Given task:
Locate each line holding the string "content" and copy it.

Recorded data:
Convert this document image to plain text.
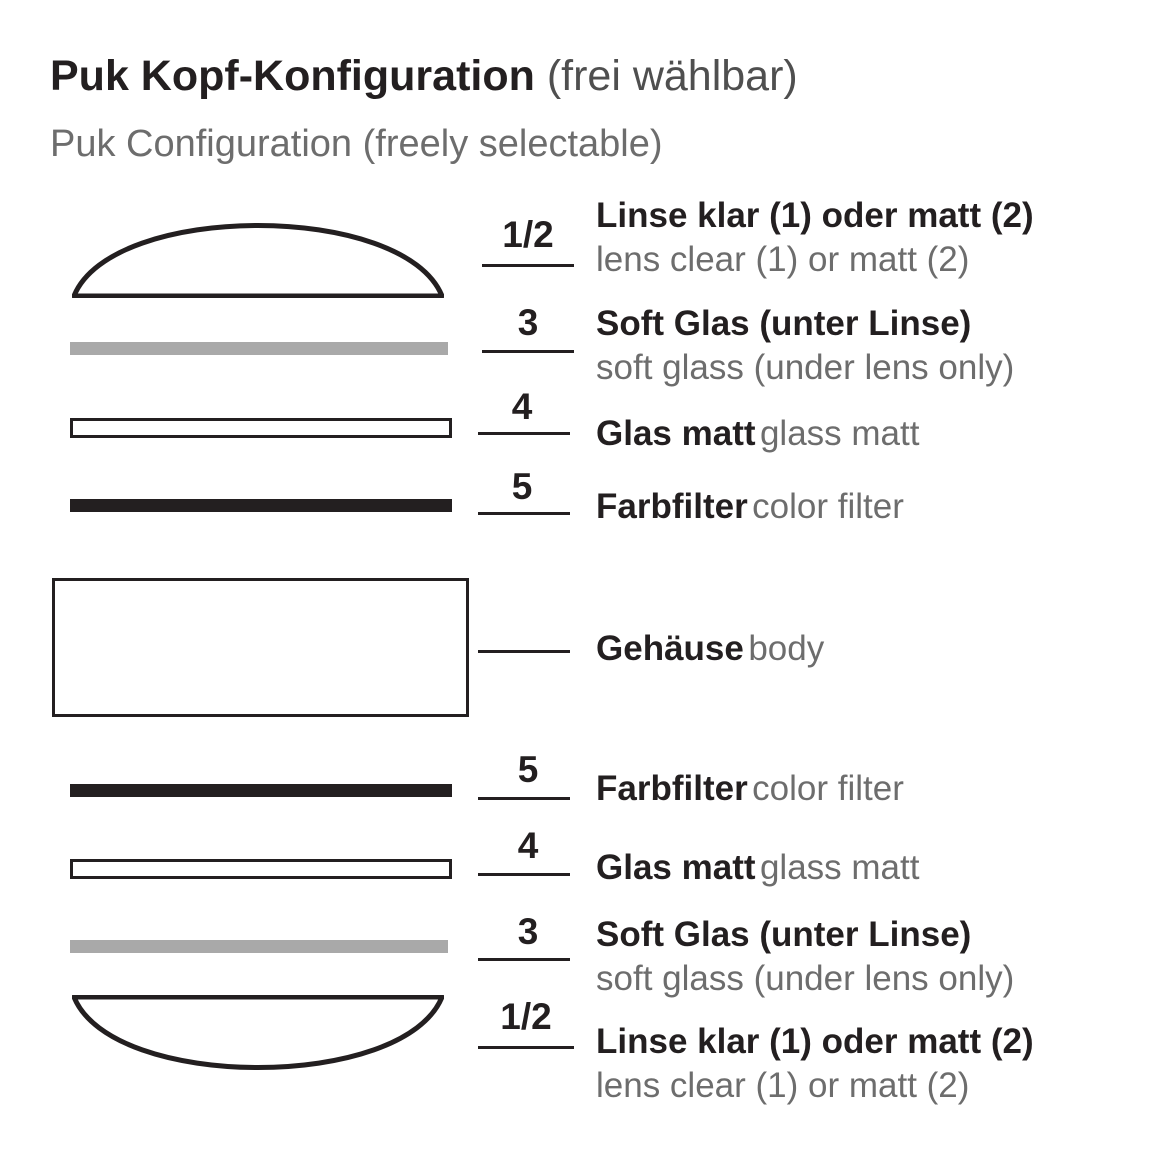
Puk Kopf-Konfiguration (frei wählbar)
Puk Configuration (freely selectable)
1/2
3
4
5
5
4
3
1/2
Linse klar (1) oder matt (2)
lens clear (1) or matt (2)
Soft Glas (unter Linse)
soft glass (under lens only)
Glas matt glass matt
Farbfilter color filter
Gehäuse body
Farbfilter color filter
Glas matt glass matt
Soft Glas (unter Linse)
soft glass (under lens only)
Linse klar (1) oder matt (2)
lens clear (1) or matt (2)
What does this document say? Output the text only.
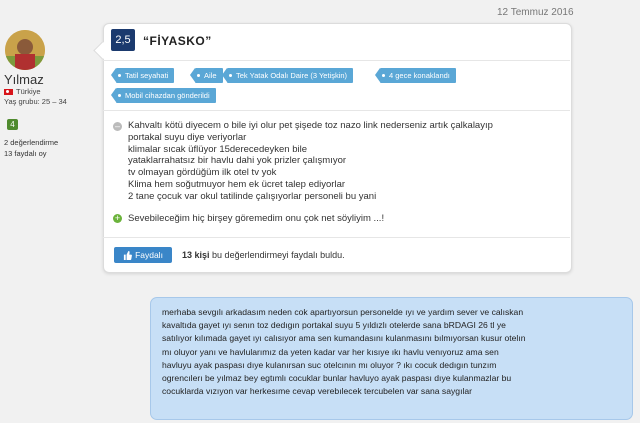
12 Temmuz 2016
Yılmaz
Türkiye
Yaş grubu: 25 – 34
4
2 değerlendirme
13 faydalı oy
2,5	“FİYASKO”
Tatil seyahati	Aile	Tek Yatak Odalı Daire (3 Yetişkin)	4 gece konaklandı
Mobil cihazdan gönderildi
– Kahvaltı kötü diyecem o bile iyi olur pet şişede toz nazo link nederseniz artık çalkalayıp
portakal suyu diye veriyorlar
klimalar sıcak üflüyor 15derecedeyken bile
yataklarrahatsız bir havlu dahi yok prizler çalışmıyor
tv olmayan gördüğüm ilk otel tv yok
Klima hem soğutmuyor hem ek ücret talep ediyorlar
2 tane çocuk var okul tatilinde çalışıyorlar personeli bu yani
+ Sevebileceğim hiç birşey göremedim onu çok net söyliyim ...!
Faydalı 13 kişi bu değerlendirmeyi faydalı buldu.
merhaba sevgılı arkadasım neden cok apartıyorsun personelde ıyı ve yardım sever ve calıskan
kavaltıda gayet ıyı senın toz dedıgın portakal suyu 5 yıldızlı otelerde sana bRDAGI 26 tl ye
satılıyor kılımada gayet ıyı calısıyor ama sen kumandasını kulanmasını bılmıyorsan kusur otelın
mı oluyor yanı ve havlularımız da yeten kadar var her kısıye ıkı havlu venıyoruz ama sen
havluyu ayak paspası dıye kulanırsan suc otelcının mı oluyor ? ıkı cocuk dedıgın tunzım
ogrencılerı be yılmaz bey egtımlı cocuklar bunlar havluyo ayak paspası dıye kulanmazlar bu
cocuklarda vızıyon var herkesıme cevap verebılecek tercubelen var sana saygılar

...

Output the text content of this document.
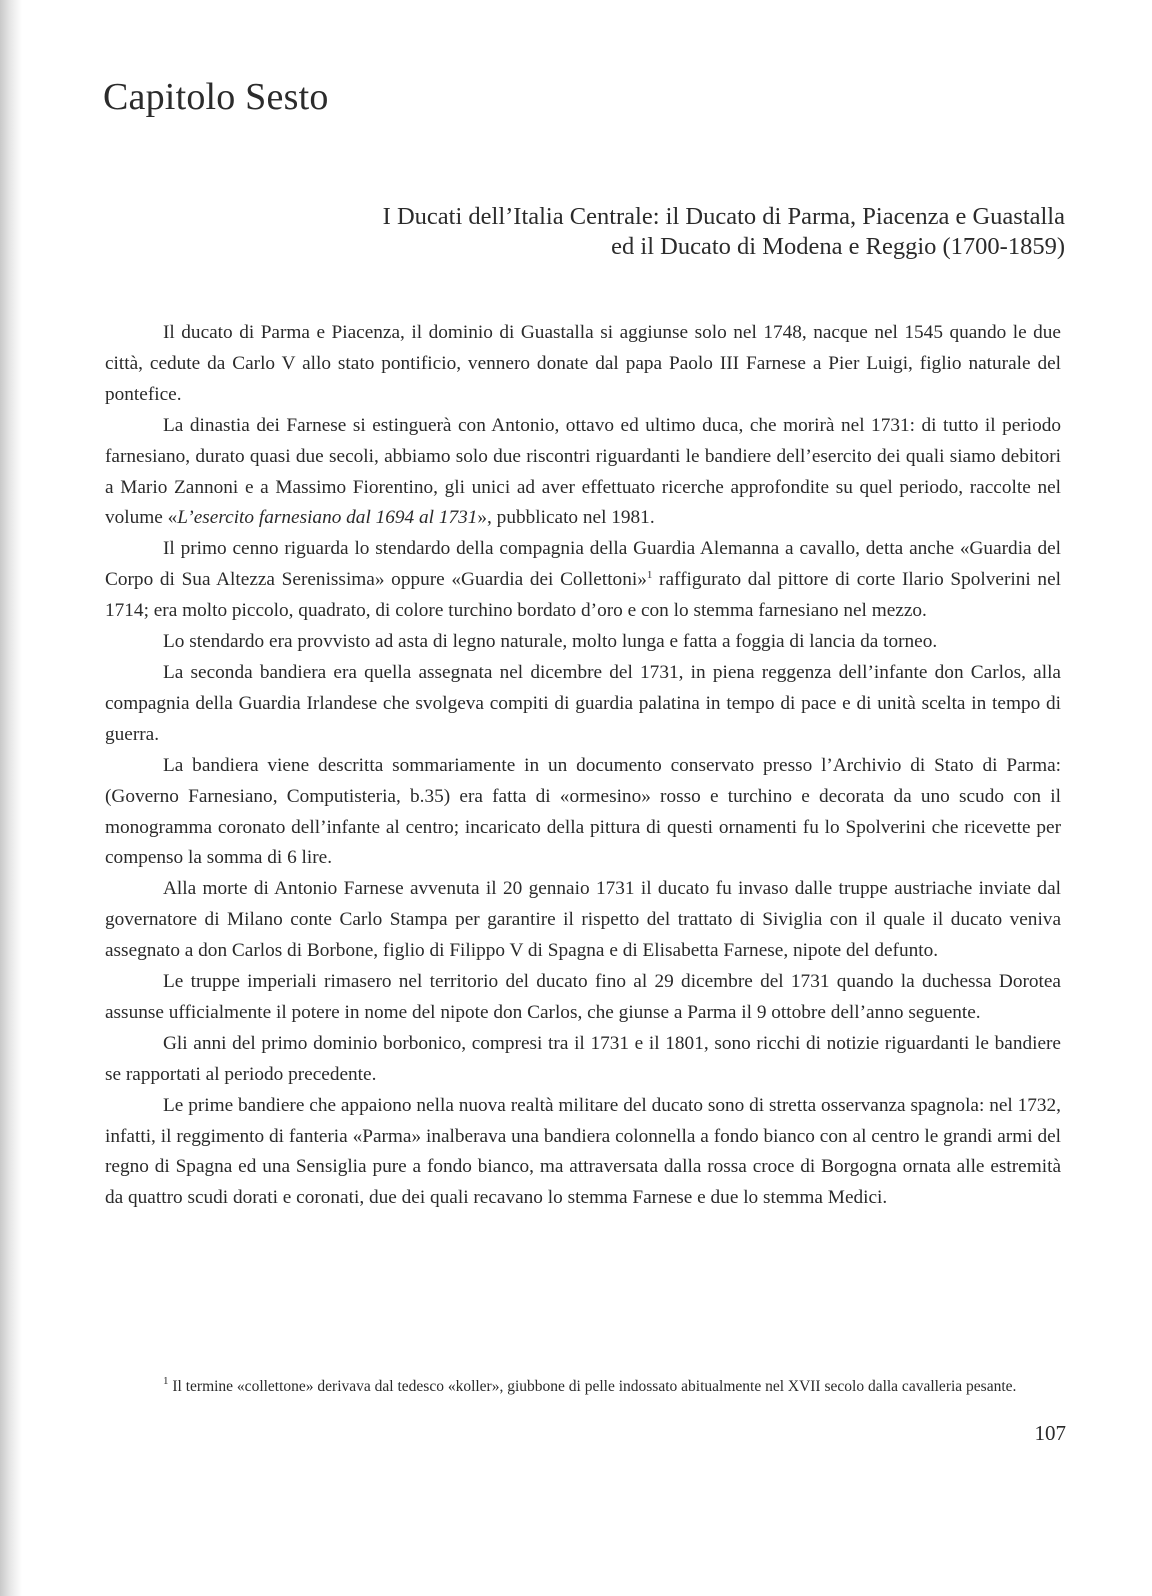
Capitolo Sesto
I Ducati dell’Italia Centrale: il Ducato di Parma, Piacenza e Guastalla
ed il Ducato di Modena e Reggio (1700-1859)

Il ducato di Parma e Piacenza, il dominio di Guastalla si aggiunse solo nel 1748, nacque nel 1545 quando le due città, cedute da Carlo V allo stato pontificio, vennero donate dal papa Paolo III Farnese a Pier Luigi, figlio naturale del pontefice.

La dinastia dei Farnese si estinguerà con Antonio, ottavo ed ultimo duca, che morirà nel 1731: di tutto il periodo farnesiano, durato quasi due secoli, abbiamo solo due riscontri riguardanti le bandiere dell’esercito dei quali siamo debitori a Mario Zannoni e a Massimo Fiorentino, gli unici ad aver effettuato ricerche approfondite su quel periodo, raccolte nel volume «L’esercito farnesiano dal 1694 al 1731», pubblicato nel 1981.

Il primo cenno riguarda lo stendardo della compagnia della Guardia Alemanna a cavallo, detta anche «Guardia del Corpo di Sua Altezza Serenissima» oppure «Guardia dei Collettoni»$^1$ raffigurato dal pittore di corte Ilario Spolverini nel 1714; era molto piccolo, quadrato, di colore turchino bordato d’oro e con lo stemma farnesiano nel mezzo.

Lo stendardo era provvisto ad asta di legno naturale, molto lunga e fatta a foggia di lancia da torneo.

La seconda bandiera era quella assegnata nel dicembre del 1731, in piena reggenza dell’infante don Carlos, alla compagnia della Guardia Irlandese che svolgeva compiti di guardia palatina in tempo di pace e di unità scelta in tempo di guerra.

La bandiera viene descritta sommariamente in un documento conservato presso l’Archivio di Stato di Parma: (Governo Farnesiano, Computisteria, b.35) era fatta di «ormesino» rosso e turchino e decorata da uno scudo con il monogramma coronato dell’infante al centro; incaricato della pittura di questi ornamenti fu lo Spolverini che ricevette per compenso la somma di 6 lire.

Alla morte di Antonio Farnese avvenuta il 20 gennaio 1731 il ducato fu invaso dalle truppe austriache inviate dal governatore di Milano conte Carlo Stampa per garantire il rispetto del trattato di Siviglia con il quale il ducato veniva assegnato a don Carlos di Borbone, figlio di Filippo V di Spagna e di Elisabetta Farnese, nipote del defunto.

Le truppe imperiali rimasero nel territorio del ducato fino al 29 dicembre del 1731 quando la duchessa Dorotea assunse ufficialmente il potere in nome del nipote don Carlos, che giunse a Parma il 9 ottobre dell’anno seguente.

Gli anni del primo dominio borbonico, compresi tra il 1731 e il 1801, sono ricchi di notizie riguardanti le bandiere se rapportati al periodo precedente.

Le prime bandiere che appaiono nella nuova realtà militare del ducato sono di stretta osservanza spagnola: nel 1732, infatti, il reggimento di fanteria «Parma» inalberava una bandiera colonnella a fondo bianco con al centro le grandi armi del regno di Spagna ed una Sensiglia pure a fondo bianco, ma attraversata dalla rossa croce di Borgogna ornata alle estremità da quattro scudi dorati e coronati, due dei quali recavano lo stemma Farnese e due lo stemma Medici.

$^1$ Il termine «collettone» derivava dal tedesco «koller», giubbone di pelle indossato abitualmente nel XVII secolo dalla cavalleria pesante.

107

==

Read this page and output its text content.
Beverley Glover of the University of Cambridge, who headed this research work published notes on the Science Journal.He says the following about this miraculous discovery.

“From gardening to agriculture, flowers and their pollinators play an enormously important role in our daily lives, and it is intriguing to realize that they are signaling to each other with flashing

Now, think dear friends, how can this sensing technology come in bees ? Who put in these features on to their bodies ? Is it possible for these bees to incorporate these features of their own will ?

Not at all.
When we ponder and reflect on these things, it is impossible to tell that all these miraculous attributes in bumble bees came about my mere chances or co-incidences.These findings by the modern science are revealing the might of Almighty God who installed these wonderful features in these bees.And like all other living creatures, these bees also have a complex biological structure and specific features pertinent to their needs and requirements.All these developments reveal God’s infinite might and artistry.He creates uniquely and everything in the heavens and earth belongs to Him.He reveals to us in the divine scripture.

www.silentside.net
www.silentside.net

Task output:
Output the text content of this document.
Read this page and output its text content.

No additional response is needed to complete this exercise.